> **Recorded information**
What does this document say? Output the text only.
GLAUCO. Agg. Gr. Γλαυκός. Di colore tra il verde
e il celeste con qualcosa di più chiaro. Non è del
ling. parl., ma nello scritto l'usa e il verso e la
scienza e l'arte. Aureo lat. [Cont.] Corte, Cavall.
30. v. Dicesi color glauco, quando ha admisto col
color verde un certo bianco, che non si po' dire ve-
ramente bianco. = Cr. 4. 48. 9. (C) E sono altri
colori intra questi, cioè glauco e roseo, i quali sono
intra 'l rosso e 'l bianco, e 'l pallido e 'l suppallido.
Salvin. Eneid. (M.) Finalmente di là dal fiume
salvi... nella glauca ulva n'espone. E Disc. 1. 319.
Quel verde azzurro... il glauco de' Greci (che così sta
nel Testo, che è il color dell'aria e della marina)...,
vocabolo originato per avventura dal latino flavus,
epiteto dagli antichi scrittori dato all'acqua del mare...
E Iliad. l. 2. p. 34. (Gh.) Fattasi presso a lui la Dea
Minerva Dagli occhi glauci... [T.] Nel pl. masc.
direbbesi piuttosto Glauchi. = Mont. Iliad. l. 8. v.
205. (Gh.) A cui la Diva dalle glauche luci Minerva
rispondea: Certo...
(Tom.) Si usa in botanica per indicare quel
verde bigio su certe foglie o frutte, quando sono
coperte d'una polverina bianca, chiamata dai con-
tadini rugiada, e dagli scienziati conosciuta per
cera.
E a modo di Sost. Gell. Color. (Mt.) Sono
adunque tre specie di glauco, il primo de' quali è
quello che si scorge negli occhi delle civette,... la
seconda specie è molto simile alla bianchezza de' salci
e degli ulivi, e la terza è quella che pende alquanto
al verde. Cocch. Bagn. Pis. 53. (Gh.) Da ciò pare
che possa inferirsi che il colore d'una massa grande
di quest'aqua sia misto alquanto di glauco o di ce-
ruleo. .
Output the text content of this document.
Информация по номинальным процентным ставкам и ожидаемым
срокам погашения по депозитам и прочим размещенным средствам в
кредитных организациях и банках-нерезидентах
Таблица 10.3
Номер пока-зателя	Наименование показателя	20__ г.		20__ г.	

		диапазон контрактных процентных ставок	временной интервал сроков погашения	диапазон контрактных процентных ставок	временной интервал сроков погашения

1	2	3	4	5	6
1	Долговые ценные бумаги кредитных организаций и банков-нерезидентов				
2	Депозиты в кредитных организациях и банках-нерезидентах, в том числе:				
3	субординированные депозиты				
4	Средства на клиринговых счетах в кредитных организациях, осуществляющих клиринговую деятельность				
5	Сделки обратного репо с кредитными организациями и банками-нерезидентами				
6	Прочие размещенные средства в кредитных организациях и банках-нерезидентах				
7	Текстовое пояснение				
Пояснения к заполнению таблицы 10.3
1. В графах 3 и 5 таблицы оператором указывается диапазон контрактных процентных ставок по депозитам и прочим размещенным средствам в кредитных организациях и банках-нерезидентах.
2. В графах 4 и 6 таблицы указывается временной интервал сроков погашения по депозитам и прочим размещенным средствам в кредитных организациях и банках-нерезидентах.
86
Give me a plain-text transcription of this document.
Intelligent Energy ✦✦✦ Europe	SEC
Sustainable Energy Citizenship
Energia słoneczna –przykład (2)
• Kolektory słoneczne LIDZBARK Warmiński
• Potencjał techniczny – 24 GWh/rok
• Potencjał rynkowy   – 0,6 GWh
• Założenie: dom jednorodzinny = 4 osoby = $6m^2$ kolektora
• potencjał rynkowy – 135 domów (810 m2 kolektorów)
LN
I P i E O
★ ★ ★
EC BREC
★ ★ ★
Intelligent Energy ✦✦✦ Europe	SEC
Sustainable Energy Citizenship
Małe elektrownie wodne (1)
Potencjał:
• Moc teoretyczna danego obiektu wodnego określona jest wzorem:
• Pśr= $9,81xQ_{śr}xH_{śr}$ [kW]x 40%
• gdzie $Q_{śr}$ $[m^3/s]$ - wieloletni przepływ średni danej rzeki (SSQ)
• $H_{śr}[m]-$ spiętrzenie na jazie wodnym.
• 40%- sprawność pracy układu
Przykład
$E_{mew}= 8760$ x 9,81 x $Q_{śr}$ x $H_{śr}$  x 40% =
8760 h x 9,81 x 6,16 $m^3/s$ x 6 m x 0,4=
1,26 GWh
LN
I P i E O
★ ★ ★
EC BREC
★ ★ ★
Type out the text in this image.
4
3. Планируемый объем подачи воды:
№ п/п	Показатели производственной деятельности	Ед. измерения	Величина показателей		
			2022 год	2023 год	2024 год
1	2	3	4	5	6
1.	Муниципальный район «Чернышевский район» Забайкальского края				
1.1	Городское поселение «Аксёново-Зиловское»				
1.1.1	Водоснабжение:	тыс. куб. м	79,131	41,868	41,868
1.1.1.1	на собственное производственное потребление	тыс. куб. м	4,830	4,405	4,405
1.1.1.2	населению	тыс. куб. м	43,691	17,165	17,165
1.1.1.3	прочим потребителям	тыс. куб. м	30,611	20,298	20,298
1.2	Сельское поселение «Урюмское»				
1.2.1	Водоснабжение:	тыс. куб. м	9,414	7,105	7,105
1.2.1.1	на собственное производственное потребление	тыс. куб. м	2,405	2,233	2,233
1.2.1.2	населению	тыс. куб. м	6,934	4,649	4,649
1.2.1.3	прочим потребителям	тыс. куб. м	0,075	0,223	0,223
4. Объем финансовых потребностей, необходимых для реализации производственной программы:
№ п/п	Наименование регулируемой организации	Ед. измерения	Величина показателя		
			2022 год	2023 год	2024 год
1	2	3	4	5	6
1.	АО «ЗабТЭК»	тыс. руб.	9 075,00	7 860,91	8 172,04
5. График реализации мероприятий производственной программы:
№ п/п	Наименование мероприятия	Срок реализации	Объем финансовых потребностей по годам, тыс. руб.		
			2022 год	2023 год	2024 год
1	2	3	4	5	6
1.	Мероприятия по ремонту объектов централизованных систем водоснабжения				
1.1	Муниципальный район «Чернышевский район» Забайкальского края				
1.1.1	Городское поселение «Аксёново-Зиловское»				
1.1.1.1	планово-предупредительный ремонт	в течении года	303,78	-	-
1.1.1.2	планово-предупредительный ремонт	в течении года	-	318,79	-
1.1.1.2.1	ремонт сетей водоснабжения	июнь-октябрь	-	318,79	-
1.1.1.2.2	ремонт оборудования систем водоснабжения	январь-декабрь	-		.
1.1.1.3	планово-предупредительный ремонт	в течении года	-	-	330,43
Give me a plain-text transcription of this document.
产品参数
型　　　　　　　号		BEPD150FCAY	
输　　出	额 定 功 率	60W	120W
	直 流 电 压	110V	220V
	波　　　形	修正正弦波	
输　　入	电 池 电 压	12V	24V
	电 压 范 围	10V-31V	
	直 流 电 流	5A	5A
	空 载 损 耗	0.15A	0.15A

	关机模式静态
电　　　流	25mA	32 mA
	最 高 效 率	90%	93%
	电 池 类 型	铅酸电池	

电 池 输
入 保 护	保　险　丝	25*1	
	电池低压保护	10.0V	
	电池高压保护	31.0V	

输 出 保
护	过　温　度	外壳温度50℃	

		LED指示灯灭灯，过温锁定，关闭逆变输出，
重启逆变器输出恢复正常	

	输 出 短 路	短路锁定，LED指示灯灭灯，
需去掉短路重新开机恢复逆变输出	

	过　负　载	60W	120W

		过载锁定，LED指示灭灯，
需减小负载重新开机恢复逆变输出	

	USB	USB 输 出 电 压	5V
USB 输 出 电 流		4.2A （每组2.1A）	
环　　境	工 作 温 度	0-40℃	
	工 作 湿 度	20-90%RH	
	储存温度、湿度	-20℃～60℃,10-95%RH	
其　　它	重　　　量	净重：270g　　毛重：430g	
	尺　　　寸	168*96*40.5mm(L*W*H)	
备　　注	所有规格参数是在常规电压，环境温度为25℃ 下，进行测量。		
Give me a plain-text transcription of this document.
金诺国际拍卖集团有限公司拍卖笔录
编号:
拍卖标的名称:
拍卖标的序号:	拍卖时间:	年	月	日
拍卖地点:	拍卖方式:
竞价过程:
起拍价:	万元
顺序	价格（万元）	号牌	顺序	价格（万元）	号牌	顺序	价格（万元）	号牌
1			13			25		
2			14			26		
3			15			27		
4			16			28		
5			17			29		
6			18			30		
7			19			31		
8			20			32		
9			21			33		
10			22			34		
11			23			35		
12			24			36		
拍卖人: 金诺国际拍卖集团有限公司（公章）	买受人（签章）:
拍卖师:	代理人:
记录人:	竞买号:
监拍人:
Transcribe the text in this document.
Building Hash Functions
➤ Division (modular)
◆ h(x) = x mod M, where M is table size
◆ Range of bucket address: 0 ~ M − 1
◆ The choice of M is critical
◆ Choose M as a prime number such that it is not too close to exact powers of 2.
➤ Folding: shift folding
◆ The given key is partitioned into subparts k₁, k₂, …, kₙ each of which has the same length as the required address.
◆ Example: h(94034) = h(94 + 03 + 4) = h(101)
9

> **What is expected**
Make a tally of the lines in this data that include the string "Iliad", and answer with that tally alone.

> **Response**
2